**AIM OF THE TASK:** Show only lines that include "detached".

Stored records
##############################

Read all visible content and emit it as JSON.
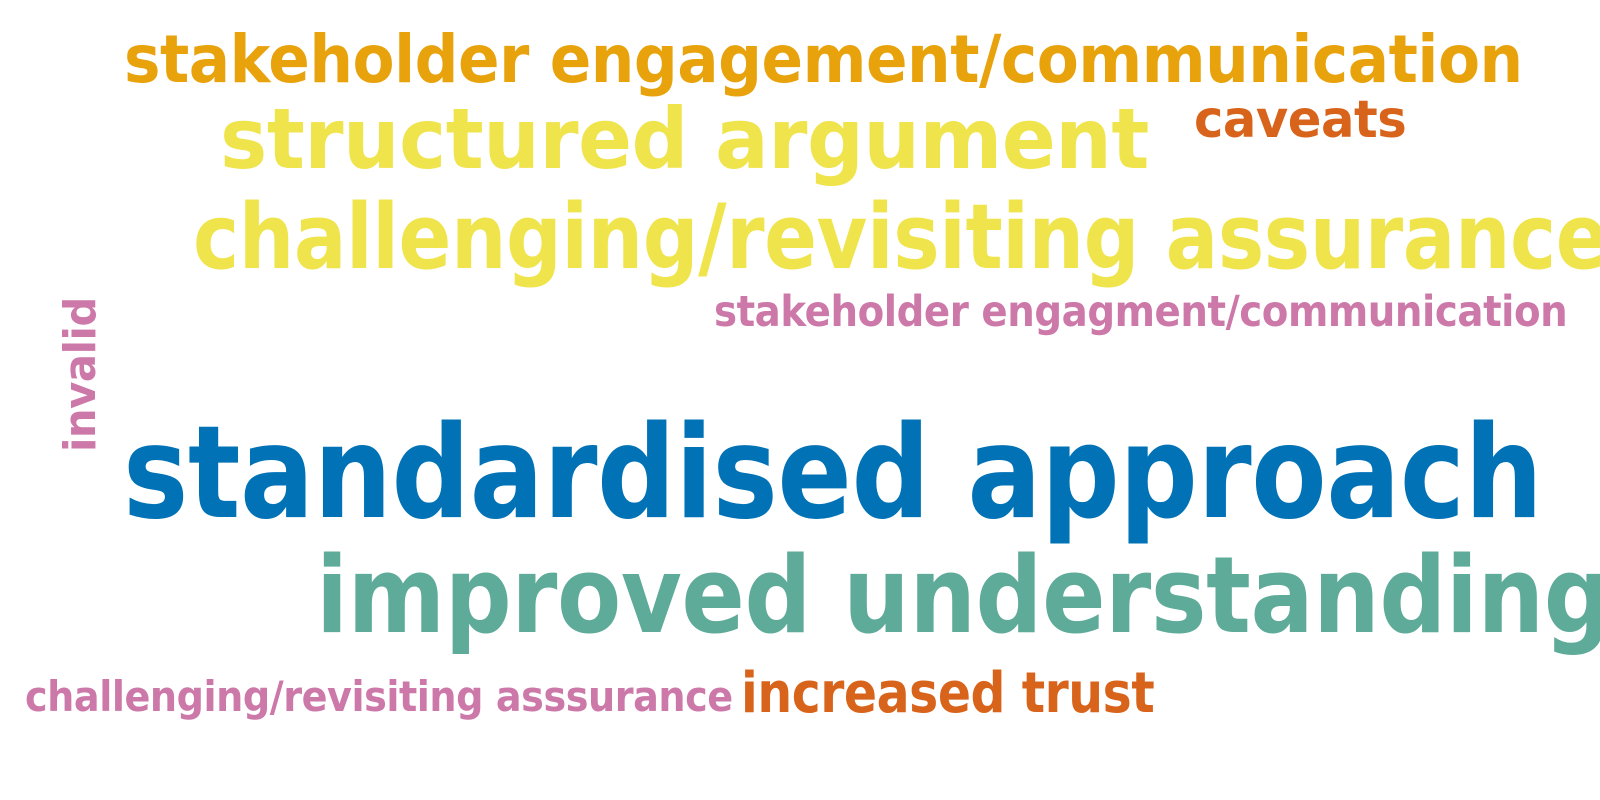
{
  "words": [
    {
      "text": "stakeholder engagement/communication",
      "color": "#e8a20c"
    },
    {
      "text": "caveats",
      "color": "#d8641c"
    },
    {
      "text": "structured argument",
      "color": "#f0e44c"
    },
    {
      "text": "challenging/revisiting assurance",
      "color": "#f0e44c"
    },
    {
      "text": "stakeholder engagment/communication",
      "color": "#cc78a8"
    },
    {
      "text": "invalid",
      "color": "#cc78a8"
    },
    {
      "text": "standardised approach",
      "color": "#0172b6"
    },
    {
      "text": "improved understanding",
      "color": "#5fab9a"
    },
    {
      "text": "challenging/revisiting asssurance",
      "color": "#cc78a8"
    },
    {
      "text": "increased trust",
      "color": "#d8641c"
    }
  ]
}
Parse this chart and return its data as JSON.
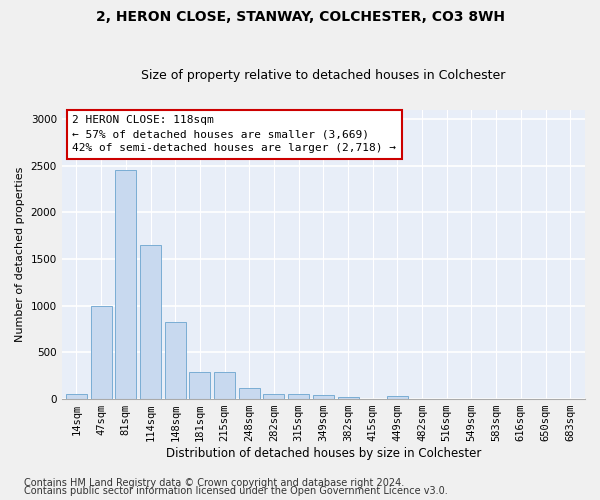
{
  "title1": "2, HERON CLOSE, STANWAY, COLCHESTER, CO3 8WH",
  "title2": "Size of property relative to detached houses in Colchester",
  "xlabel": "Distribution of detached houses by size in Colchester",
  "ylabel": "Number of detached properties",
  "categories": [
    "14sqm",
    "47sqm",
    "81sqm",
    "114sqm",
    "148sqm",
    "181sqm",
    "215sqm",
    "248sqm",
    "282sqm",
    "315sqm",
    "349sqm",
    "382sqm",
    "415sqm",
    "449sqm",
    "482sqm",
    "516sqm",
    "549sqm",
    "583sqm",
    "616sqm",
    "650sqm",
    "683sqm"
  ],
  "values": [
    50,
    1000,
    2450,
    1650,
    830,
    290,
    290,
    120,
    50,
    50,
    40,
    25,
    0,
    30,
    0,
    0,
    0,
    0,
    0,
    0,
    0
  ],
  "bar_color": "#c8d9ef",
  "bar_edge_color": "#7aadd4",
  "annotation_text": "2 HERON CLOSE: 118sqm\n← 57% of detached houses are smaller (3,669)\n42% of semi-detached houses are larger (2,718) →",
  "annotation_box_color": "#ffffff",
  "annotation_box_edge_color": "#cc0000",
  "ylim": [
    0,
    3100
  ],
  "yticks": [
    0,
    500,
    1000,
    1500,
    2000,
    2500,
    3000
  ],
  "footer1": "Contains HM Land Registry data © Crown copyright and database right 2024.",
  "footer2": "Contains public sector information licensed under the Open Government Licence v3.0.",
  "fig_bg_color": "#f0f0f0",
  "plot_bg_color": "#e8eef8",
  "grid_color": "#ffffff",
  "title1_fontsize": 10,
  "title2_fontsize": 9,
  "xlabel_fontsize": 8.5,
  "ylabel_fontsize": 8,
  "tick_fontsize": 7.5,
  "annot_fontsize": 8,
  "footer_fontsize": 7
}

##############################

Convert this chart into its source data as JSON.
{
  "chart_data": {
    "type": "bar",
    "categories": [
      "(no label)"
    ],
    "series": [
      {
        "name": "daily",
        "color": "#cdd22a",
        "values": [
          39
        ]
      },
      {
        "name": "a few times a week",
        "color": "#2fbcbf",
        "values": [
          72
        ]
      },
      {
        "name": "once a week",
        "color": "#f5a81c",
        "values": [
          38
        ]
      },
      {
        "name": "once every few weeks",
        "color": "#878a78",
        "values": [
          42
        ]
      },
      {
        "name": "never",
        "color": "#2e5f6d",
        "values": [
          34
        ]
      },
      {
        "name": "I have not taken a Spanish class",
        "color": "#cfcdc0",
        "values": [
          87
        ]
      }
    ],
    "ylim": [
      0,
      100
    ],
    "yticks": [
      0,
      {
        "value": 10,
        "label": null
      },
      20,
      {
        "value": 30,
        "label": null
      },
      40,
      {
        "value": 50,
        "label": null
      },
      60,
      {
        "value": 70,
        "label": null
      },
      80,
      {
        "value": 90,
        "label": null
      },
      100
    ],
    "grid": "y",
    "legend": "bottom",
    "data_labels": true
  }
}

##############################

**RESPONSE TO THIS TASK:**
  "title2": "Size of property relative to detached houses in Colchester",
  "xlabel": "Distribution of detached houses by size in Colchester",
  "ylabel": "Number of detached properties",
  "annotation_text": "2 HERON CLOSE: 118sqm\n← 57% of detached houses are smaller (3,669)\n42% of semi-detached houses are larger (2,718) →",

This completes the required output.